[start THE INPUT]
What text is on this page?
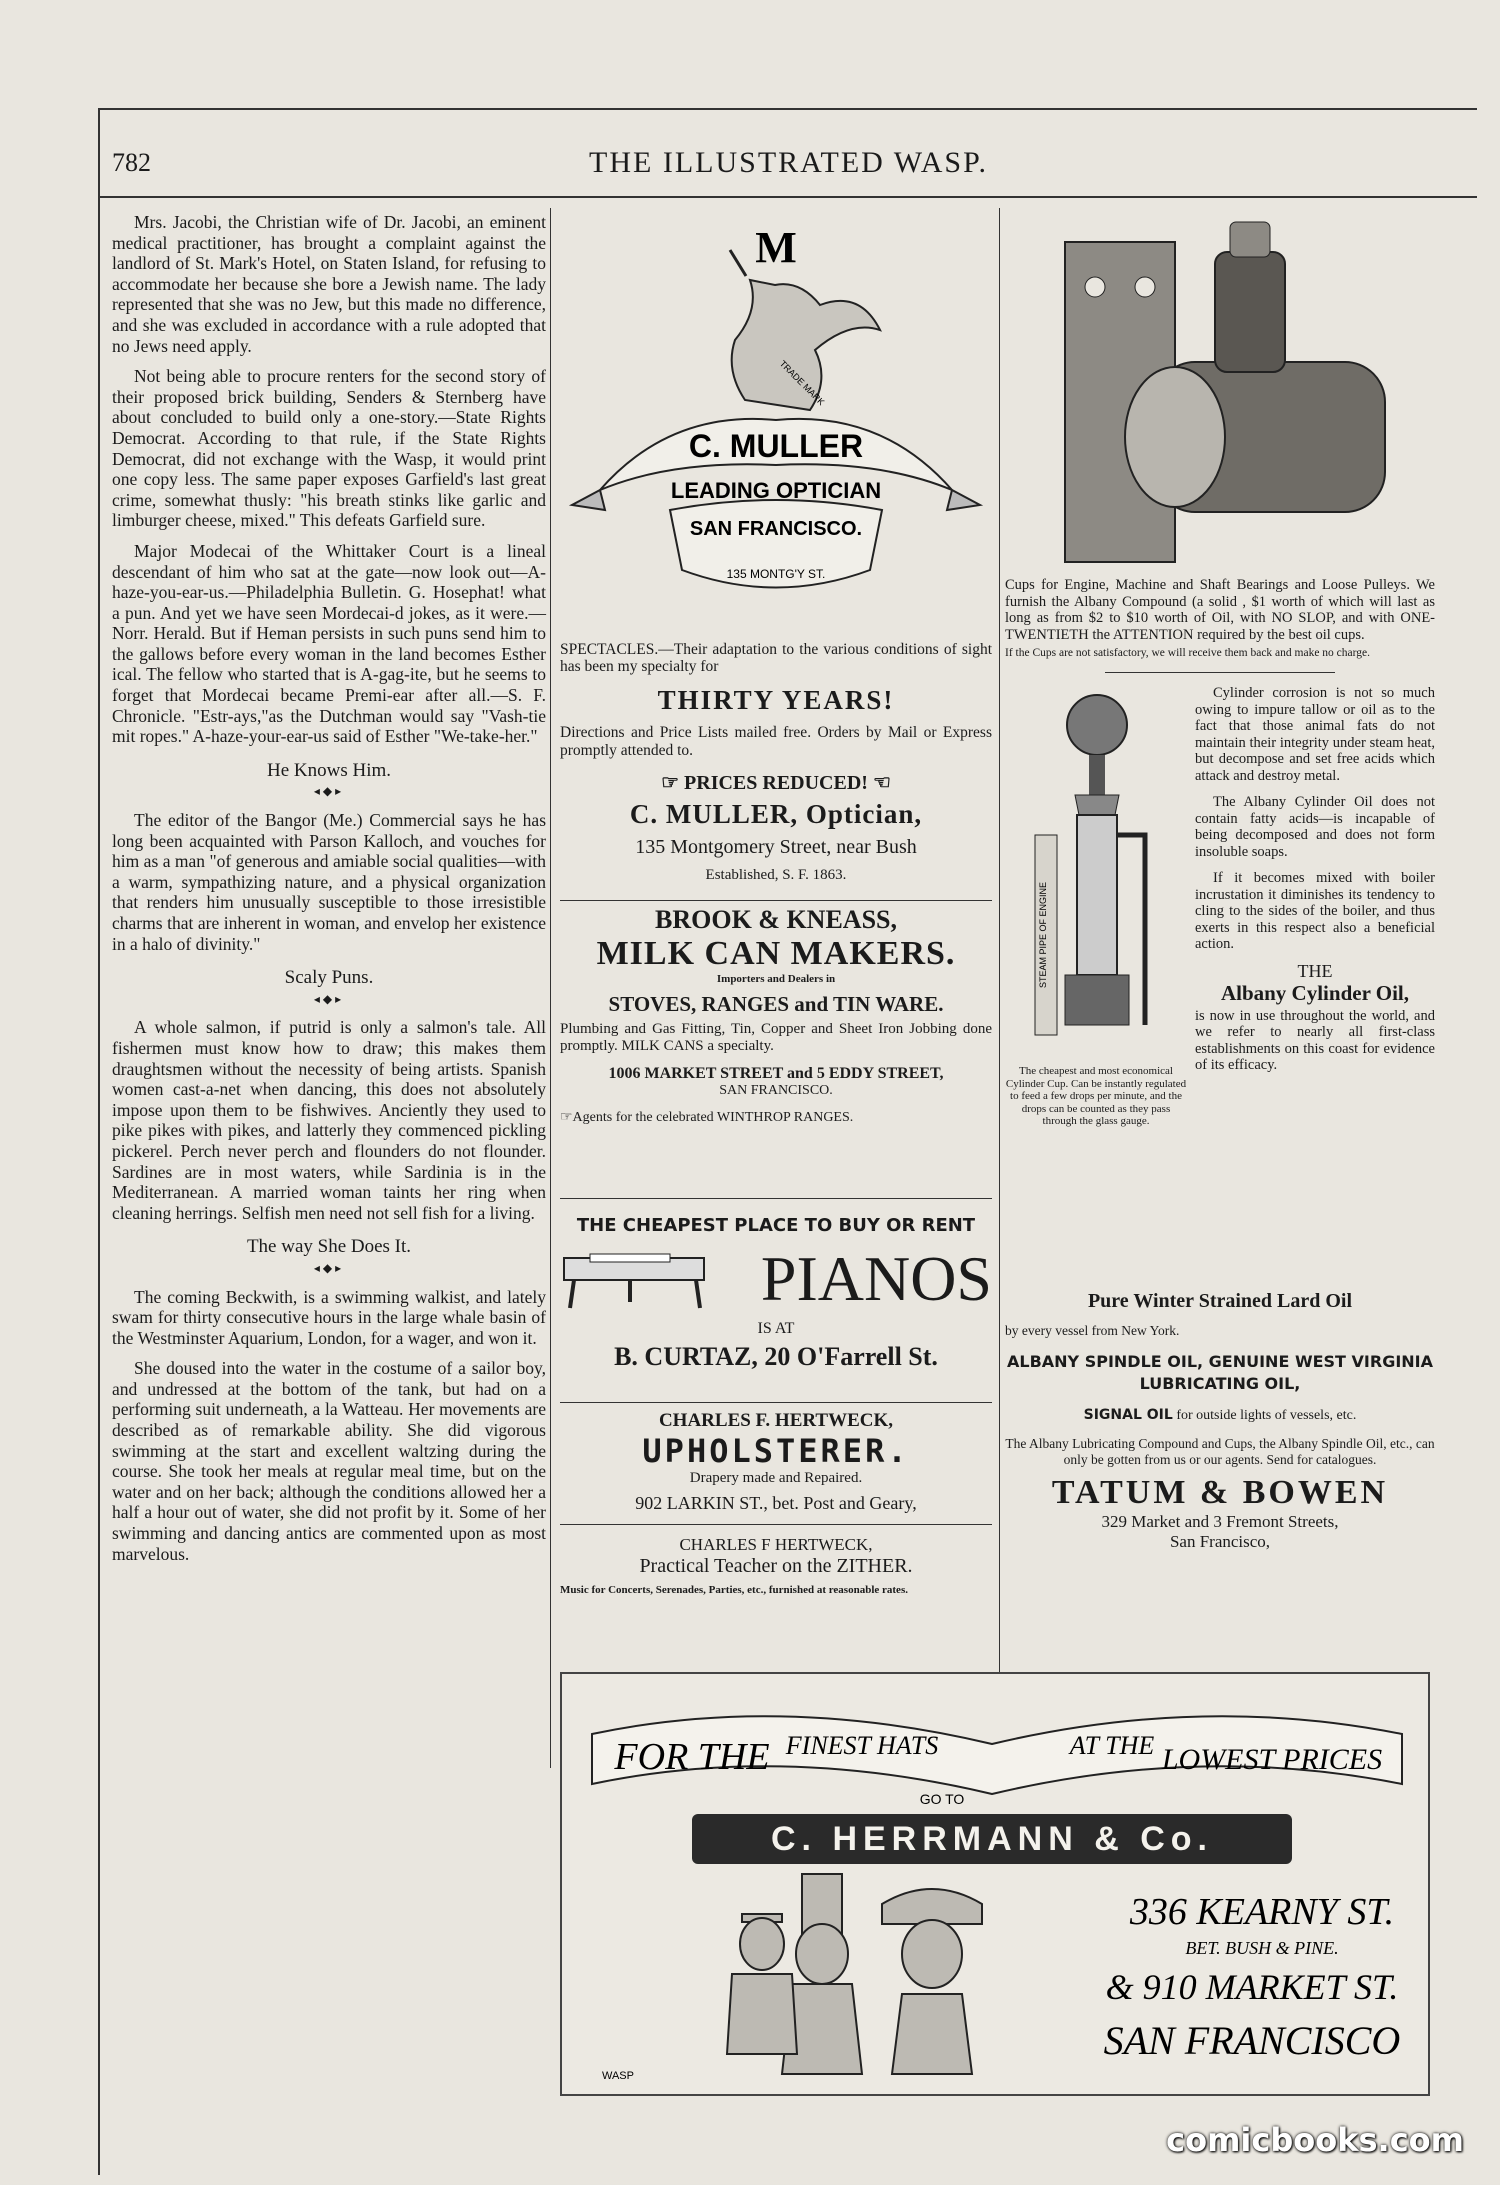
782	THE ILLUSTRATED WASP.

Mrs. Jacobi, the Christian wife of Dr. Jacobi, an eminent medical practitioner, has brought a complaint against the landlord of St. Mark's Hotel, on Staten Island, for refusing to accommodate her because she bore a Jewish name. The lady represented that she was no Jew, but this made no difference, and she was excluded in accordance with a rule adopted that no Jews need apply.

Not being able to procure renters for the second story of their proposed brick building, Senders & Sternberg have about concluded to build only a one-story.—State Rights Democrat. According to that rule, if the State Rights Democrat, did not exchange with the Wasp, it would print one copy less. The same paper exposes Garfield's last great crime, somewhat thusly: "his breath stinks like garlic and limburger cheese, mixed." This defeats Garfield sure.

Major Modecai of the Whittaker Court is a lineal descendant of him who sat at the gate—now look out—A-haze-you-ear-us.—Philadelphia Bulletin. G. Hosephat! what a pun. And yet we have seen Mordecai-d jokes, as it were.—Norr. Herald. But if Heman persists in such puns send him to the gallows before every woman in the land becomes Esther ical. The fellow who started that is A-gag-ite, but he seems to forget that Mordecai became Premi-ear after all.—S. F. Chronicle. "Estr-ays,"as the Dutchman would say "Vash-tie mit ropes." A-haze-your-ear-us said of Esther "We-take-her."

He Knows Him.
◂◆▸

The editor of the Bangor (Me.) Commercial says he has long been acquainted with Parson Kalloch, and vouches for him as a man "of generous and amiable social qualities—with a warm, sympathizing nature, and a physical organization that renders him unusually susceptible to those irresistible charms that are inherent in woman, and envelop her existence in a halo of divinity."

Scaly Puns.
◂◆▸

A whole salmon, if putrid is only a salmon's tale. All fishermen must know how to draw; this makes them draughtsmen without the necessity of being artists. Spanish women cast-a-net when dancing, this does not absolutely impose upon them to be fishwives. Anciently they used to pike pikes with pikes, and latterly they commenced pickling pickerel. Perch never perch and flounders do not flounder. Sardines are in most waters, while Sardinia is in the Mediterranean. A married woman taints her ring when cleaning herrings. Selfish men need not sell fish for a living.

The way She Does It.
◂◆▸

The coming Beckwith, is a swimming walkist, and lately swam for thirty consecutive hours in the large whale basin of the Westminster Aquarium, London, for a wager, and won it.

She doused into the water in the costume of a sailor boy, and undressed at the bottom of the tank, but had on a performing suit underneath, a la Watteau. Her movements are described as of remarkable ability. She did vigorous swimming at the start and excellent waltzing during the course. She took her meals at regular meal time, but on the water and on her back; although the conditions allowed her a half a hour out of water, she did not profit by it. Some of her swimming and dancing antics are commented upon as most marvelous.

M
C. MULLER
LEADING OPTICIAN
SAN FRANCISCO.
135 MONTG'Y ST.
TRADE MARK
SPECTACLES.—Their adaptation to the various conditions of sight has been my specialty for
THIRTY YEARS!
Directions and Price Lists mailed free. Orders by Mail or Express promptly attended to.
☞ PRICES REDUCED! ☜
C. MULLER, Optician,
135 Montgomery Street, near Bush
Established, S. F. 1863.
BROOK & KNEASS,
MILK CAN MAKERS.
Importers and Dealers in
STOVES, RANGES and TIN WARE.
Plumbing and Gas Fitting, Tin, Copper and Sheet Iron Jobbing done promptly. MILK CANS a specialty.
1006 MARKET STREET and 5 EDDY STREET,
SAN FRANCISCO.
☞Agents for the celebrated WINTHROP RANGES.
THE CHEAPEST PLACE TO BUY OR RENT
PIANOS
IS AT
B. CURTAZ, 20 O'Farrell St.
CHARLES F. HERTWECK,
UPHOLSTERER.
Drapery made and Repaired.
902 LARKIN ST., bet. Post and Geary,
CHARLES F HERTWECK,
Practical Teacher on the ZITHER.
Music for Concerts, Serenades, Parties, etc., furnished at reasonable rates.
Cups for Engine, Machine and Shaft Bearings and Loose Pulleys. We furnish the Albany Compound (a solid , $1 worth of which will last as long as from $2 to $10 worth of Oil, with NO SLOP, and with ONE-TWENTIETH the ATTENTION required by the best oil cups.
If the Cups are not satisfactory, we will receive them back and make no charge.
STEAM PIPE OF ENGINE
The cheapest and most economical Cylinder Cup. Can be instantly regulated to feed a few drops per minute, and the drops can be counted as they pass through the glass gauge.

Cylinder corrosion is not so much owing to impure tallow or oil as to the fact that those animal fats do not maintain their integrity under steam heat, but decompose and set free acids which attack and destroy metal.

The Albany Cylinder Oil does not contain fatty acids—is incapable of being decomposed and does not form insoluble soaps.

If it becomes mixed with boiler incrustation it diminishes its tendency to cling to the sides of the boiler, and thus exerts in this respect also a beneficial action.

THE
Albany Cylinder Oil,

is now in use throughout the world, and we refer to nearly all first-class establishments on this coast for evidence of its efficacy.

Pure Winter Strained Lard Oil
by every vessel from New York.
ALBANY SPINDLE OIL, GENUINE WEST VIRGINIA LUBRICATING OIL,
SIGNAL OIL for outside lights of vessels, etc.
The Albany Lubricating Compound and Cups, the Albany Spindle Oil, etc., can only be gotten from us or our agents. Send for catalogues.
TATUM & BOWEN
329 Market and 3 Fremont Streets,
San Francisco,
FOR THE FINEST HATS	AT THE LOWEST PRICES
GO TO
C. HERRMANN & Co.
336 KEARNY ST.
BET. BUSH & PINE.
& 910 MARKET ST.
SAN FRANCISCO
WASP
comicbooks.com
[end THE INPUT]
### WRITTEN TASK
Search the data for "PRICES". Copy every matching line.

### WRITTEN REPLY
☞ PRICES REDUCED! ☜
FOR THE FINEST HATS	AT THE LOWEST PRICES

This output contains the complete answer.